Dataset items
_____

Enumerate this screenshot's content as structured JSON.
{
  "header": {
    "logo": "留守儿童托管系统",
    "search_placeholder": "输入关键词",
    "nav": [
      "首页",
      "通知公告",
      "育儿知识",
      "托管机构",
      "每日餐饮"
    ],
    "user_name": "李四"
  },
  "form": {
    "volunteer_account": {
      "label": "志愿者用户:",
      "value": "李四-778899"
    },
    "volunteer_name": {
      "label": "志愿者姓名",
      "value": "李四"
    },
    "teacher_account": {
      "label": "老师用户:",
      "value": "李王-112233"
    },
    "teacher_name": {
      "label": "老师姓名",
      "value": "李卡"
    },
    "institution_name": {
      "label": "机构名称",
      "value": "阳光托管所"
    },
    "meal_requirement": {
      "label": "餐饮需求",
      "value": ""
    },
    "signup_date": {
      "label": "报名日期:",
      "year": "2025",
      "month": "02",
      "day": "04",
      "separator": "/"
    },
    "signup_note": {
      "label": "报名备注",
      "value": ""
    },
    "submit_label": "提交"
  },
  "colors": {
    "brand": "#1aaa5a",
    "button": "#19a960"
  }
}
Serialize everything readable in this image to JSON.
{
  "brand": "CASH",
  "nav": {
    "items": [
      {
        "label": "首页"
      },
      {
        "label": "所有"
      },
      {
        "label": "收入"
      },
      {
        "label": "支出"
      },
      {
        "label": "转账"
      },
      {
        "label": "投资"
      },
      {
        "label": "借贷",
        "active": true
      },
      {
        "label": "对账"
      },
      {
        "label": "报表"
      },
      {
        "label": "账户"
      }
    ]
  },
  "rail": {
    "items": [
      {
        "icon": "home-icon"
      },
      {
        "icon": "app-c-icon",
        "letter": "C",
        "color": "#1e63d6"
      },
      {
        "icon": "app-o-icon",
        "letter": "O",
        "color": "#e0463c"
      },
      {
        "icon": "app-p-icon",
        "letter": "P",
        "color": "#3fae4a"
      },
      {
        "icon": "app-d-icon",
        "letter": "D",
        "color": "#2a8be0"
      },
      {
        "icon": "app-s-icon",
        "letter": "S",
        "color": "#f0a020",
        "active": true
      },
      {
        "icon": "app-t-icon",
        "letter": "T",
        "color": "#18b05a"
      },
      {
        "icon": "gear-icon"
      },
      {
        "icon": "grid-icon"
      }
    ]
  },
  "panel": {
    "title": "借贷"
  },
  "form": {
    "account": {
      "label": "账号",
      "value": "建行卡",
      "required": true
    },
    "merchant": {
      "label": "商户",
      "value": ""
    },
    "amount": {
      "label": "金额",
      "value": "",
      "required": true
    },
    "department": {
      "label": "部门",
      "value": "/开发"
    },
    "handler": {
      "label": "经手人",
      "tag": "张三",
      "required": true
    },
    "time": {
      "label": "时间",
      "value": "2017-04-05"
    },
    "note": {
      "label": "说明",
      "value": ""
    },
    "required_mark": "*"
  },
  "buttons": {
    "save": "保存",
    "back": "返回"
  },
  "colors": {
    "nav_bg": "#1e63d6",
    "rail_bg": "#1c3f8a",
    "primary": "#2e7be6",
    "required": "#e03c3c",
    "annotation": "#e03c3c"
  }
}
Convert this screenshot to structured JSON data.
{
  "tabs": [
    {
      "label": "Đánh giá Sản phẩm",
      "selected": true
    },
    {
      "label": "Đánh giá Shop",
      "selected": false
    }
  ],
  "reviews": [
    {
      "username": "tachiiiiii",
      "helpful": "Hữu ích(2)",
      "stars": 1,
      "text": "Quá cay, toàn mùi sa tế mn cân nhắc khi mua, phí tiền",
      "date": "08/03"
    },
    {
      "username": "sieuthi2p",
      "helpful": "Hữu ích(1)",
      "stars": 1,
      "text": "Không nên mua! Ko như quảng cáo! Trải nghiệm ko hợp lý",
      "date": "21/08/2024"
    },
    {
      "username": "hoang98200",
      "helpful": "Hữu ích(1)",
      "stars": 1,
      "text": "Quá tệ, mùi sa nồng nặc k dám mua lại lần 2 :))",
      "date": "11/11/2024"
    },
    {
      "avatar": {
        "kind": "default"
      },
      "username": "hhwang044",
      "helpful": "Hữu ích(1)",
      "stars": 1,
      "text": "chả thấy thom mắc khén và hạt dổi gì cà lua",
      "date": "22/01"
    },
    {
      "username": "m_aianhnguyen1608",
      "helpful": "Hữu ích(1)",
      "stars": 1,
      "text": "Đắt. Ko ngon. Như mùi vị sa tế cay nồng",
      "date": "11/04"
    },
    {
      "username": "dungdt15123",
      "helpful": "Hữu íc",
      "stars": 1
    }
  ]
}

_____

* [Task statement] Repeat the listing above without any change.

* [The solution]
Enumerate this screenshot's content as structured JSON.
{
  "header": {
    "logo": "留守儿童托管系统",
    "search_placeholder": "输入关键词",
    "nav": [
      "首页",
      "通知公告",
      "育儿知识",
      "托管机构",
      "每日餐饮"
    ],
    "user_name": "李四"
  },
  "form": {
    "volunteer_account": {
      "label": "志愿者用户:",
      "value": "李四-778899"
    },
    "volunteer_name": {
      "label": "志愿者姓名",
      "value": "李四"
    },
    "teacher_account": {
      "label": "老师用户:",
      "value": "李王-112233"
    },
    "teacher_name": {
      "label": "老师姓名",
      "value": "李卡"
    },
    "institution_name": {
      "label": "机构名称",
      "value": "阳光托管所"
    },
    "meal_requirement": {
      "label": "餐饮需求",
      "value": ""
    },
    "signup_date": {
      "label": "报名日期:",
      "year": "2025",
      "month": "02",
      "day": "04",
      "separator": "/"
    },
    "signup_note": {
      "label": "报名备注",
      "value": ""
    },
    "submit_label": "提交"
  },
  "colors": {
    "brand": "#1aaa5a",
    "button": "#19a960"
  }
}
Serialize everything readable in this image to JSON.
{
  "brand": "CASH",
  "nav": {
    "items": [
      {
        "label": "首页"
      },
      {
        "label": "所有"
      },
      {
        "label": "收入"
      },
      {
        "label": "支出"
      },
      {
        "label": "转账"
      },
      {
        "label": "投资"
      },
      {
        "label": "借贷",
        "active": true
      },
      {
        "label": "对账"
      },
      {
        "label": "报表"
      },
      {
        "label": "账户"
      }
    ]
  },
  "rail": {
    "items": [
      {
        "icon": "home-icon"
      },
      {
        "icon": "app-c-icon",
        "letter": "C",
        "color": "#1e63d6"
      },
      {
        "icon": "app-o-icon",
        "letter": "O",
        "color": "#e0463c"
      },
      {
        "icon": "app-p-icon",
        "letter": "P",
        "color": "#3fae4a"
      },
      {
        "icon": "app-d-icon",
        "letter": "D",
        "color": "#2a8be0"
      },
      {
        "icon": "app-s-icon",
        "letter": "S",
        "color": "#f0a020",
        "active": true
      },
      {
        "icon": "app-t-icon",
        "letter": "T",
        "color": "#18b05a"
      },
      {
        "icon": "gear-icon"
      },
      {
        "icon": "grid-icon"
      }
    ]
  },
  "panel": {
    "title": "借贷"
  },
  "form": {
    "account": {
      "label": "账号",
      "value": "建行卡",
      "required": true
    },
    "merchant": {
      "label": "商户",
      "value": ""
    },
    "amount": {
      "label": "金额",
      "value": "",
      "required": true
    },
    "department": {
      "label": "部门",
      "value": "/开发"
    },
    "handler": {
      "label": "经手人",
      "tag": "张三",
      "required": true
    },
    "time": {
      "label": "时间",
      "value": "2017-04-05"
    },
    "note": {
      "label": "说明",
      "value": ""
    },
    "required_mark": "*"
  },
  "buttons": {
    "save": "保存",
    "back": "返回"
  },
  "colors": {
    "nav_bg": "#1e63d6",
    "rail_bg": "#1c3f8a",
    "primary": "#2e7be6",
    "required": "#e03c3c",
    "annotation": "#e03c3c"
  }
}
Convert this screenshot to structured JSON data.
{
  "tabs": [
    {
      "label": "Đánh giá Sản phẩm",
      "selected": true
    },
    {
      "label": "Đánh giá Shop",
      "selected": false
    }
  ],
  "reviews": [
    {
      "username": "tachiiiiii",
      "helpful": "Hữu ích(2)",
      "stars": 1,
      "text": "Quá cay, toàn mùi sa tế mn cân nhắc khi mua, phí tiền",
      "date": "08/03"
    },
    {
      "username": "sieuthi2p",
      "helpful": "Hữu ích(1)",
      "stars": 1,
      "text": "Không nên mua! Ko như quảng cáo! Trải nghiệm ko hợp lý",
      "date": "21/08/2024"
    },
    {
      "username": "hoang98200",
      "helpful": "Hữu ích(1)",
      "stars": 1,
      "text": "Quá tệ, mùi sa nồng nặc k dám mua lại lần 2 :))",
      "date": "11/11/2024"
    },
    {
      "avatar": {
        "kind": "default"
      },
      "username": "hhwang044",
      "helpful": "Hữu ích(1)",
      "stars": 1,
      "text": "chả thấy thom mắc khén và hạt dổi gì cà lua",
      "date": "22/01"
    },
    {
      "username": "m_aianhnguyen1608",
      "helpful": "Hữu ích(1)",
      "stars": 1,
      "text": "Đắt. Ko ngon. Như mùi vị sa tế cay nồng",
      "date": "11/04"
    },
    {
      "username": "dungdt15123",
      "helpful": "Hữu íc",
      "stars": 1
    }
  ]
}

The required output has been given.